GIVEN TASK »
Of all the lines in these entries, how many contain the string "content"? Give only that count.

MATERIAL TO PROCESS »
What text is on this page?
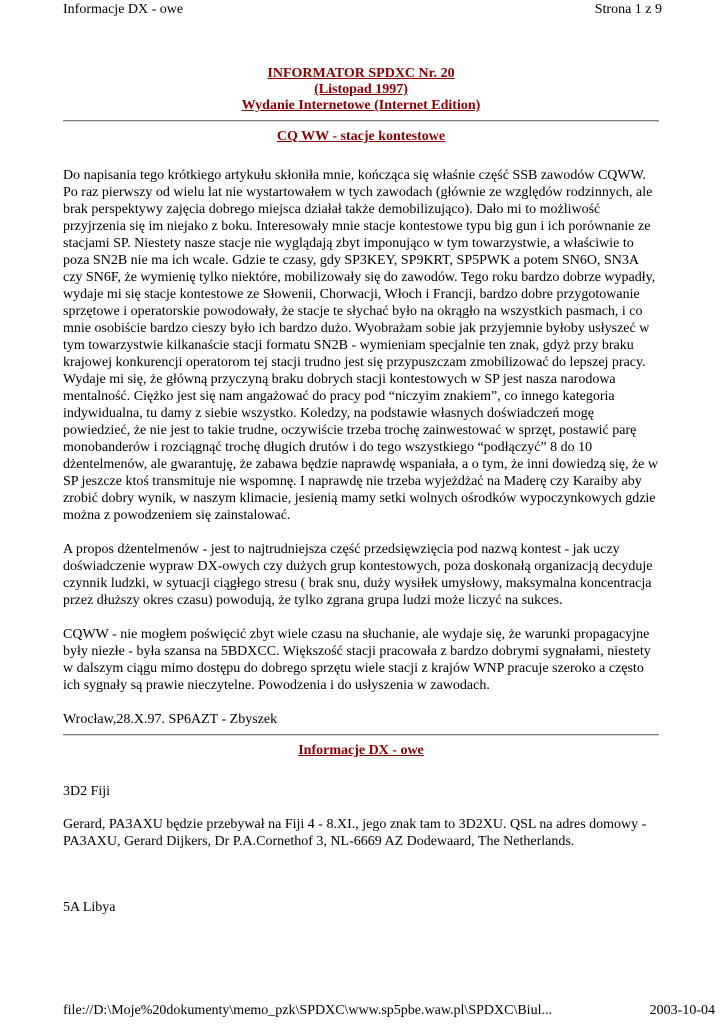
Informacje DX - owe	Strona 1 z 9
INFORMATOR SPDXC Nr. 20
(Listopad 1997)
Wydanie Internetowe (Internet Edition)
CQ WW - stacje kontestowe

Do napisania tego krótkiego artykułu skłoniła mnie, kończąca się właśnie część SSB zawodów CQWW. Po raz pierwszy od wielu lat nie wystartowałem w tych zawodach (głównie ze względów rodzinnych, ale brak perspektywy zajęcia dobrego miejsca działał także demobilizująco). Dało mi to możliwość przyjrzenia się im niejako z boku. Interesowały mnie stacje kontestowe typu big gun i ich porównanie ze stacjami SP. Niestety nasze stacje nie wyglądają zbyt imponująco w tym towarzystwie, a właściwie to poza SN2B nie ma ich wcale. Gdzie te czasy, gdy SP3KEY, SP9KRT, SP5PWK a potem SN6O, SN3A czy SN6F, że wymienię tylko niektóre, mobilizowały się do zawodów. Tego roku bardzo dobrze wypadły, wydaje mi się stacje kontestowe ze Słowenii, Chorwacji, Włoch i Francji, bardzo dobre przygotowanie sprzętowe i operatorskie powodowały, że stacje te słychać było na okrągło na wszystkich pasmach, i co mnie osobiście bardzo cieszy było ich bardzo dużo. Wyobrażam sobie jak przyjemnie byłoby usłyszeć w tym towarzystwie kilkanaście stacji formatu SN2B - wymieniam specjalnie ten znak, gdyż przy braku krajowej konkurencji operatorom tej stacji trudno jest się przypuszczam zmobilizować do lepszej pracy. Wydaje mi się, że główną przyczyną braku dobrych stacji kontestowych w SP jest nasza narodowa mentalność. Ciężko jest się nam angażować do pracy pod “niczyim znakiem”, co innego kategoria indywidualna, tu damy z siebie wszystko. Koledzy, na podstawie własnych doświadczeń mogę powiedzieć, że nie jest to takie trudne, oczywiście trzeba trochę zainwestować w sprzęt, postawić parę monobanderów i rozciągnąć trochę długich drutów i do tego wszystkiego “podłączyć” 8 do 10 dżentelmenów, ale gwarantuję, że zabawa będzie naprawdę wspaniała, a o tym, że inni dowiedzą się, że w SP jeszcze ktoś transmituje nie wspomnę. I naprawdę nie trzeba wyjeżdżać na Maderę czy Karaiby aby zrobić dobry wynik, w naszym klimacie, jesienią mamy setki wolnych ośrodków wypoczynkowych gdzie można z powodzeniem się zainstalować.

A propos dżentelmenów - jest to najtrudniejsza część przedsięwzięcia pod nazwą kontest - jak uczy doświadczenie wypraw DX-owych czy dużych grup kontestowych, poza doskonałą organizacją decyduje czynnik ludzki, w sytuacji ciągłego stresu ( brak snu, duży wysiłek umysłowy, maksymalna koncentracja przez dłuższy okres czasu) powodują, że tylko zgrana grupa ludzi może liczyć na sukces.

CQWW - nie mogłem poświęcić zbyt wiele czasu na słuchanie, ale wydaje się, że warunki propagacyjne były niezłe - była szansa na 5BDXCC. Większość stacji pracowała z bardzo dobrymi sygnałami, niestety w dalszym ciągu mimo dostępu do dobrego sprzętu wiele stacji z krajów WNP pracuje szeroko a często ich sygnały są prawie nieczytelne. Powodzenia i do usłyszenia w zawodach.

Wrocław,28.X.97. SP6AZT - Zbyszek

Informacje DX - owe

3D2 Fiji

Gerard, PA3AXU będzie przebywał na Fiji 4 - 8.XI., jego znak tam to 3D2XU. QSL na adres domowy - PA3AXU, Gerard Dijkers, Dr P.A.Cornethof 3, NL-6669 AZ Dodewaard, The Netherlands.

5A Libya

file://D:\Moje%20dokumenty\memo_pzk\SPDXC\www.sp5pbe.waw.pl\SPDXC\Biul...	2003-10-04
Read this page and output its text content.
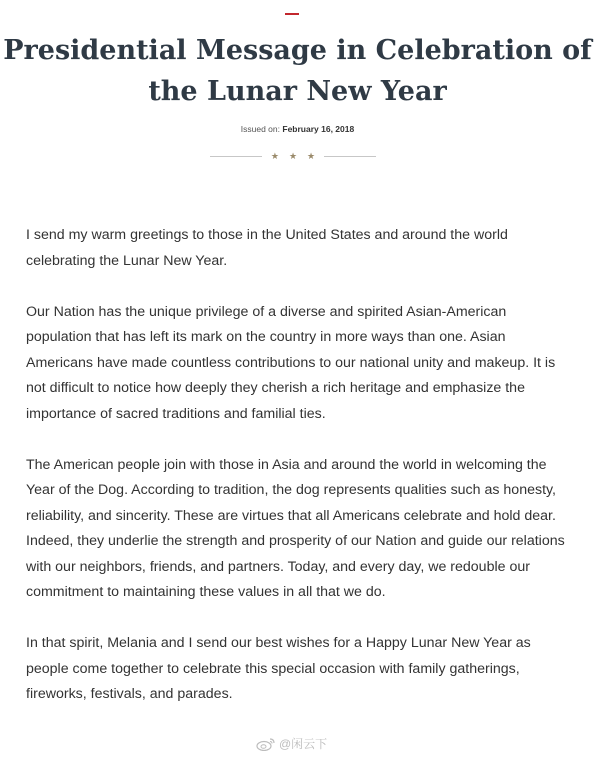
Presidential Message in Celebration of the Lunar New Year
Issued on: February 16, 2018
★ ★ ★

I send my warm greetings to those in the United States and around the world celebrating the Lunar New Year.

Our Nation has the unique privilege of a diverse and spirited Asian-American population that has left its mark on the country in more ways than one. Asian Americans have made countless contributions to our national unity and makeup. It is not difficult to notice how deeply they cherish a rich heritage and emphasize the importance of sacred traditions and familial ties.

The American people join with those in Asia and around the world in welcoming the Year of the Dog. According to tradition, the dog represents qualities such as honesty, reliability, and sincerity. These are virtues that all Americans celebrate and hold dear. Indeed, they underlie the strength and prosperity of our Nation and guide our relations with our neighbors, friends, and partners. Today, and every day, we redouble our commitment to maintaining these values in all that we do.

In that spirit, Melania and I send our best wishes for a Happy Lunar New Year as people come together to celebrate this special occasion with family gatherings, fireworks, festivals, and parades.

@闲云下
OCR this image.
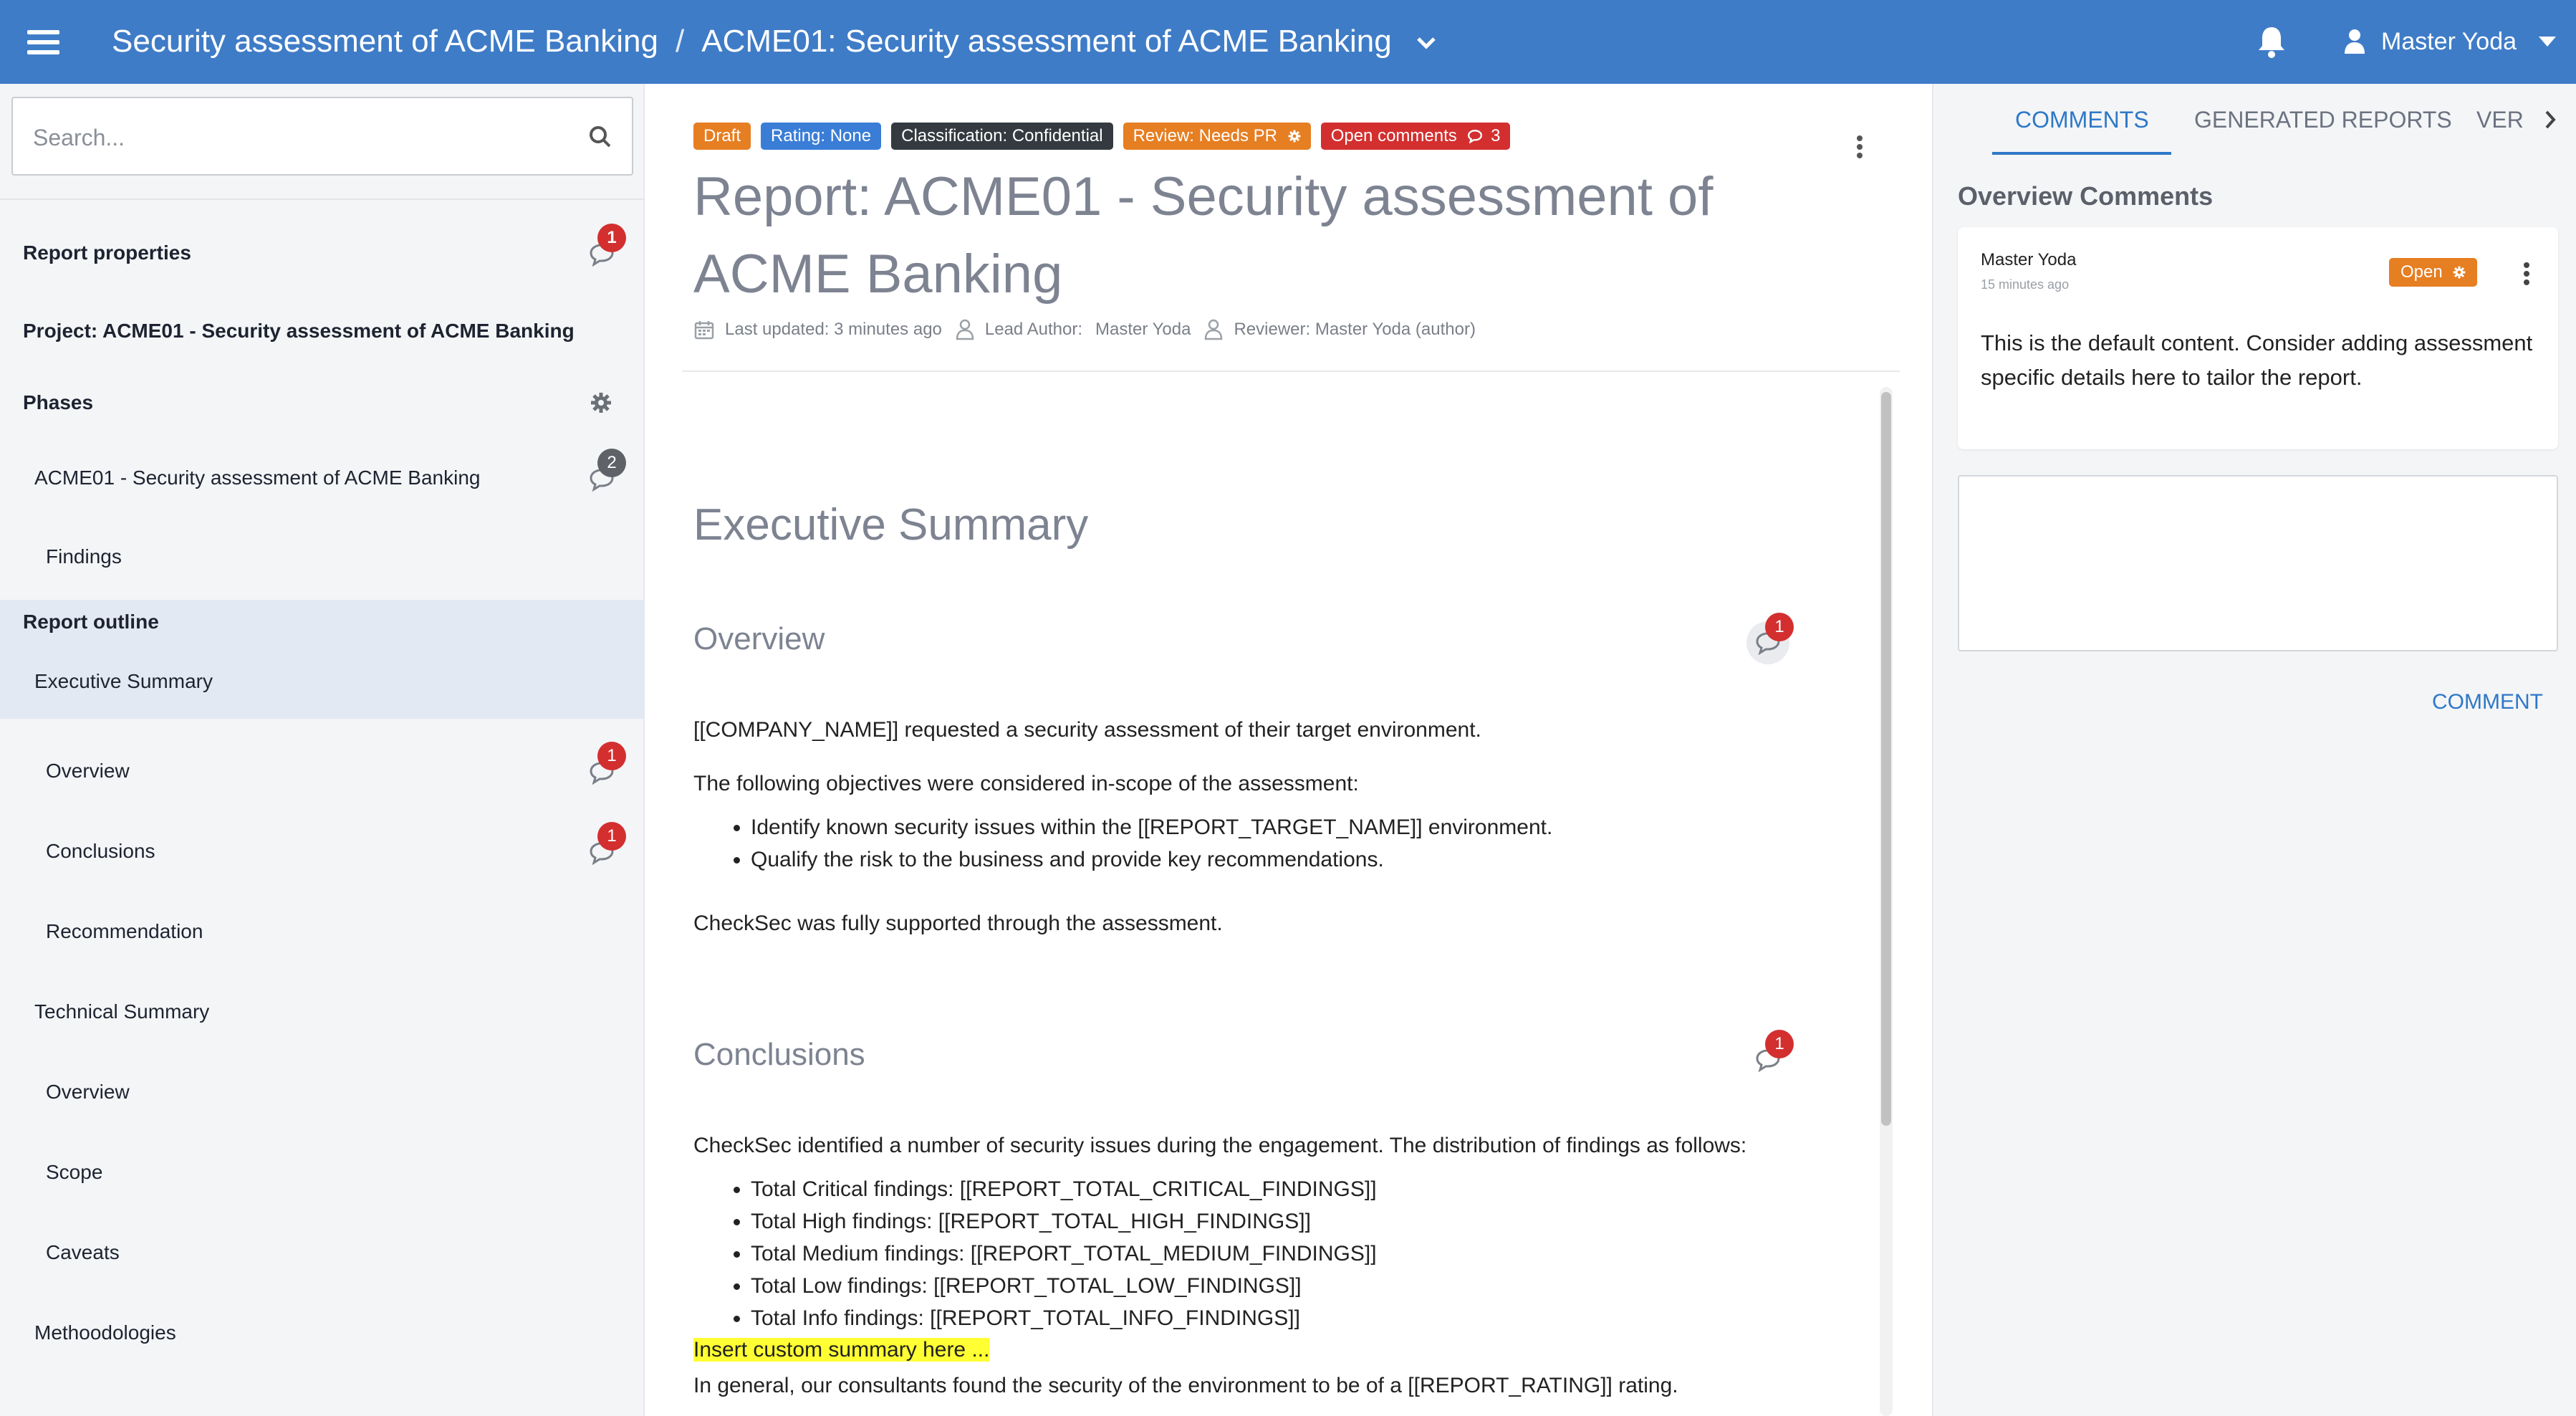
Security assessment of ACME Banking / ACME01: Security assessment of ACME Banking	Master Yoda
Search...
Report properties
1
Project: ACME01 - Security assessment of ACME Banking
Phases
ACME01 - Security assessment of ACME Banking
2
Findings
Report outline
Executive Summary
Overview
1
Conclusions
1
Recommendation
Technical Summary
Overview
Scope
Caveats
Methoodologies
Draft	Rating: None	Classification: Confidential	Review: Needs PR	Open comments 3
Report: ACME01 - Security assessment of ACME Banking
Last updated: 3 minutes ago	Lead Author: Master Yoda	Reviewer: Master Yoda (author)
Executive Summary
Overview	1

[[COMPANY_NAME]] requested a security assessment of their target environment.

The following objectives were considered in-scope of the assessment:

• Identify known security issues within the [[REPORT_TARGET_NAME]] environment.
• Qualify the risk to the business and provide key recommendations.

CheckSec was fully supported through the assessment.

Conclusions	1

CheckSec identified a number of security issues during the engagement. The distribution of findings as follows:

• Total Critical findings: [[REPORT_TOTAL_CRITICAL_FINDINGS]]
• Total High findings: [[REPORT_TOTAL_HIGH_FINDINGS]]
• Total Medium findings: [[REPORT_TOTAL_MEDIUM_FINDINGS]]
• Total Low findings: [[REPORT_TOTAL_LOW_FINDINGS]]
• Total Info findings: [[REPORT_TOTAL_INFO_FINDINGS]]

In general, our consultants found the security of the environment to be of a [[REPORT_RATING]] rating.

Insert custom summary here ...

COMMENTS GENERATED REPORTS VER
Overview Comments
Master Yoda
15 minutes ago
Open

This is the default content. Consider adding assessment specific details here to tailor the report.

COMMENT
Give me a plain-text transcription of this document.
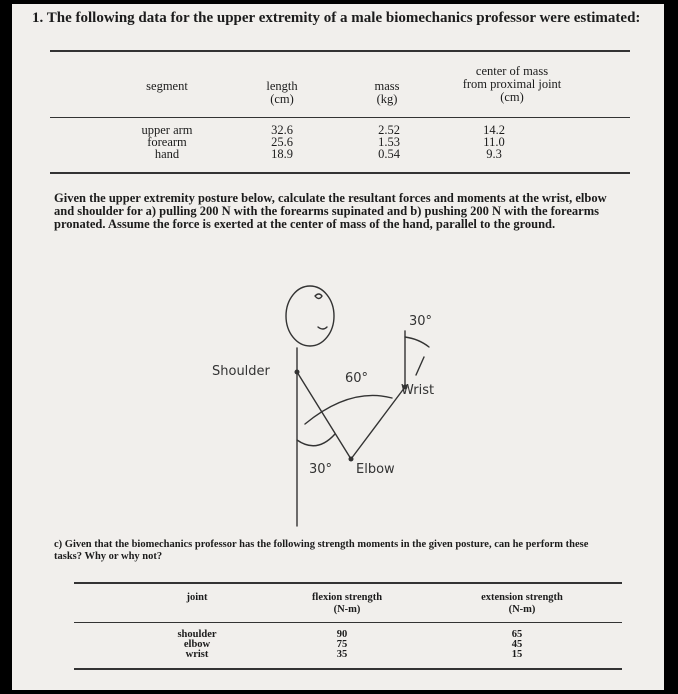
1. The following data for the upper extremity of a male biomechanics professor were estimated:
segment	length
(cm)
mass
(kg)
center of mass
from proximal joint
(cm)
upper arm
forearm
hand
32.6
25.6
18.9
2.52
1.53
0.54
14.2
11.0
9.3
Given the upper extremity posture below, calculate the resultant forces and moments at the wrist, elbow and shoulder for a) pulling 200 N with the forearms supinated and b) pushing 200 N with the forearms pronated. Assume the force is exerted at the center of mass of the hand, parallel to the ground.
Shoulder
Wrist
Elbow
30°
60°
30°
c) Given that the biomechanics professor has the following strength moments in the given posture, can he perform these tasks? Why or why not?
joint	flexion strength
(N-m)
extension strength
(N-m)
shoulder
elbow
wrist
90
75
35
65
45
15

TASK SOLUTION »
2